The data must be written out once more, precisely as given.

---------- Items ----------

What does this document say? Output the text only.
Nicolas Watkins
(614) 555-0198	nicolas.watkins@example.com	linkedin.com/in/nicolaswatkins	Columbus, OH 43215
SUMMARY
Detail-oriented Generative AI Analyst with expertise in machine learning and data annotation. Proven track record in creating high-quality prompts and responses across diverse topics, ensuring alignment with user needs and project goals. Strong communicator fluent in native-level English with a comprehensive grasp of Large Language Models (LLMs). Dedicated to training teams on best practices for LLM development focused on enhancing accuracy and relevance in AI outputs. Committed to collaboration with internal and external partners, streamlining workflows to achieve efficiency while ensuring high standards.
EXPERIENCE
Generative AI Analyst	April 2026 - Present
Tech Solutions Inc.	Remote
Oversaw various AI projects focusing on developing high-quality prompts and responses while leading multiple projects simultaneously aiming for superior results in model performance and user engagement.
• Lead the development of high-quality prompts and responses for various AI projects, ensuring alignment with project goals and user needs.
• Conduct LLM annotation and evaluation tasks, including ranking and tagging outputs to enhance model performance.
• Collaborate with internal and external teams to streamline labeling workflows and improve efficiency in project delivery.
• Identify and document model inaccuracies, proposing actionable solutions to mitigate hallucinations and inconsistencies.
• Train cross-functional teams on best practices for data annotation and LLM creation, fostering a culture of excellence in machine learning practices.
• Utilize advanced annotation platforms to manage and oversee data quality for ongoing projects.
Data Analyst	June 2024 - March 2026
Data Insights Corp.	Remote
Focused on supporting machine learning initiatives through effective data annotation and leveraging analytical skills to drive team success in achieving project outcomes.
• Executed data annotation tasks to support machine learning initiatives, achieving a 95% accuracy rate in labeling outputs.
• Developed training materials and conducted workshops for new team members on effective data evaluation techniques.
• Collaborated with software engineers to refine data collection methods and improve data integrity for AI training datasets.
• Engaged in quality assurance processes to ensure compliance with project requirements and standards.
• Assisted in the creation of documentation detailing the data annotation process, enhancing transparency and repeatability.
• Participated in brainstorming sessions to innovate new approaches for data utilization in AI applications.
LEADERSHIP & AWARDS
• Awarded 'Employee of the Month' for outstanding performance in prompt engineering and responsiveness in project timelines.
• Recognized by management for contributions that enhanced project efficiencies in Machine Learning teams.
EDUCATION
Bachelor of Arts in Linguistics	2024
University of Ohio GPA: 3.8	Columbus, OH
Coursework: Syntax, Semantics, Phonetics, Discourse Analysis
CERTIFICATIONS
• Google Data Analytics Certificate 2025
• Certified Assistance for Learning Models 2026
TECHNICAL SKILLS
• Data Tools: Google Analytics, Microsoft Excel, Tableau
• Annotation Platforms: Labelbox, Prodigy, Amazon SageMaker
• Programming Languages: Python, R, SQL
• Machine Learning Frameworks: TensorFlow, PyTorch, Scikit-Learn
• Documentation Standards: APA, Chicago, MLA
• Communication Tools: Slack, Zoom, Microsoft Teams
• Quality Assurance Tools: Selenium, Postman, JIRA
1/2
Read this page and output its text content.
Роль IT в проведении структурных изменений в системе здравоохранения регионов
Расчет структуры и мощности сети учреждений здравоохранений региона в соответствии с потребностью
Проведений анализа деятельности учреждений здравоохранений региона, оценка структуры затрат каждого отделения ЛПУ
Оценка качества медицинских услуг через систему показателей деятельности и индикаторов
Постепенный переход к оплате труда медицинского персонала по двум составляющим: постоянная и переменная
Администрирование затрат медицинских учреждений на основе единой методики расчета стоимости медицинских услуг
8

----------

Result for this exercise ->
What does this document say? Output the text only.
Nicolas Watkins
(614) 555-0198	nicolas.watkins@example.com	linkedin.com/in/nicolaswatkins	Columbus, OH 43215
SUMMARY
Detail-oriented Generative AI Analyst with expertise in machine learning and data annotation. Proven track record in creating high-quality prompts and responses across diverse topics, ensuring alignment with user needs and project goals. Strong communicator fluent in native-level English with a comprehensive grasp of Large Language Models (LLMs). Dedicated to training teams on best practices for LLM development focused on enhancing accuracy and relevance in AI outputs. Committed to collaboration with internal and external partners, streamlining workflows to achieve efficiency while ensuring high standards.
EXPERIENCE
Generative AI Analyst	April 2026 - Present
Tech Solutions Inc.	Remote
Oversaw various AI projects focusing on developing high-quality prompts and responses while leading multiple projects simultaneously aiming for superior results in model performance and user engagement.
• Lead the development of high-quality prompts and responses for various AI projects, ensuring alignment with project goals and user needs.
• Conduct LLM annotation and evaluation tasks, including ranking and tagging outputs to enhance model performance.
• Collaborate with internal and external teams to streamline labeling workflows and improve efficiency in project delivery.
• Identify and document model inaccuracies, proposing actionable solutions to mitigate hallucinations and inconsistencies.
• Train cross-functional teams on best practices for data annotation and LLM creation, fostering a culture of excellence in machine learning practices.
• Utilize advanced annotation platforms to manage and oversee data quality for ongoing projects.
Data Analyst	June 2024 - March 2026
Data Insights Corp.	Remote
Focused on supporting machine learning initiatives through effective data annotation and leveraging analytical skills to drive team success in achieving project outcomes.
• Executed data annotation tasks to support machine learning initiatives, achieving a 95% accuracy rate in labeling outputs.
• Developed training materials and conducted workshops for new team members on effective data evaluation techniques.
• Collaborated with software engineers to refine data collection methods and improve data integrity for AI training datasets.
• Engaged in quality assurance processes to ensure compliance with project requirements and standards.
• Assisted in the creation of documentation detailing the data annotation process, enhancing transparency and repeatability.
• Participated in brainstorming sessions to innovate new approaches for data utilization in AI applications.
LEADERSHIP & AWARDS
• Awarded 'Employee of the Month' for outstanding performance in prompt engineering and responsiveness in project timelines.
• Recognized by management for contributions that enhanced project efficiencies in Machine Learning teams.
EDUCATION
Bachelor of Arts in Linguistics	2024
University of Ohio GPA: 3.8	Columbus, OH
Coursework: Syntax, Semantics, Phonetics, Discourse Analysis
CERTIFICATIONS
• Google Data Analytics Certificate 2025
• Certified Assistance for Learning Models 2026
TECHNICAL SKILLS
• Data Tools: Google Analytics, Microsoft Excel, Tableau
• Annotation Platforms: Labelbox, Prodigy, Amazon SageMaker
• Programming Languages: Python, R, SQL
• Machine Learning Frameworks: TensorFlow, PyTorch, Scikit-Learn
• Documentation Standards: APA, Chicago, MLA
• Communication Tools: Slack, Zoom, Microsoft Teams
• Quality Assurance Tools: Selenium, Postman, JIRA
1/2
Read this page and output its text content.
Роль IT в проведении структурных изменений в системе здравоохранения регионов
Расчет структуры и мощности сети учреждений здравоохранений региона в соответствии с потребностью
Проведений анализа деятельности учреждений здравоохранений региона, оценка структуры затрат каждого отделения ЛПУ
Оценка качества медицинских услуг через систему показателей деятельности и индикаторов
Постепенный переход к оплате труда медицинского персонала по двум составляющим: постоянная и переменная
Администрирование затрат медицинских учреждений на основе единой методики расчета стоимости медицинских услуг
8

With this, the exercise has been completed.